Exercise details
How many lines in this material include the string "height"? Answer with the number and nothing further.

Task input
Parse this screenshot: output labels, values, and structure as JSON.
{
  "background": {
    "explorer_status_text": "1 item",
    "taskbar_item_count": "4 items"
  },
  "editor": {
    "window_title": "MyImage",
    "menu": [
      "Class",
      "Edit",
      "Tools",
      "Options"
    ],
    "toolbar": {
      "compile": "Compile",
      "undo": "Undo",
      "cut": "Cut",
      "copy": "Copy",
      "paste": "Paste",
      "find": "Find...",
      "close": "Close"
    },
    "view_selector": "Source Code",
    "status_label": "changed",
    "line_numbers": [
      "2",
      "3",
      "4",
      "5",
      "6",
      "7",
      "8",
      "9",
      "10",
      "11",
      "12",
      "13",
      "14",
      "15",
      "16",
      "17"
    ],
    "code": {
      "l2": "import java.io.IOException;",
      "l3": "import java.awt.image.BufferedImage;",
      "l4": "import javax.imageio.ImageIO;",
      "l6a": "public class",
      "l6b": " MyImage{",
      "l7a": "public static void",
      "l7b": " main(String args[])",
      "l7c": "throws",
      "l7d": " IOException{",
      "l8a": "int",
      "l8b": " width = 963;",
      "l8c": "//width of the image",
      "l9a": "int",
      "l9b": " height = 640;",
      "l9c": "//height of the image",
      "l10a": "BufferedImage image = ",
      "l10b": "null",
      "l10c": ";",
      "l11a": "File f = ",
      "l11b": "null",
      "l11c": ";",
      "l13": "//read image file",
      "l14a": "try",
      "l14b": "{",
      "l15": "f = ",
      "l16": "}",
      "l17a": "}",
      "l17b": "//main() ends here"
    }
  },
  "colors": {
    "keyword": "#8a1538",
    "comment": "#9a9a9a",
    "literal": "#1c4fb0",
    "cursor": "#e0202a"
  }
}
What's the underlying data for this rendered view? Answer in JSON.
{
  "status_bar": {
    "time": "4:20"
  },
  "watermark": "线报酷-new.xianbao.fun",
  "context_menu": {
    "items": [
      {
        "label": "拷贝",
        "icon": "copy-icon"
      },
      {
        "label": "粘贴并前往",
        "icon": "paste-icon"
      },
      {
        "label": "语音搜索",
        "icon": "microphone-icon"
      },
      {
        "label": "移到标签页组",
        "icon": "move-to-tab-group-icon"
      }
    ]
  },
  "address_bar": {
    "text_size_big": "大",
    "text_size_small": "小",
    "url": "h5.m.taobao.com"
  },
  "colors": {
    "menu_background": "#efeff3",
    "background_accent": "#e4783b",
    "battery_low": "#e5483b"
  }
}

Reply to the exercise
2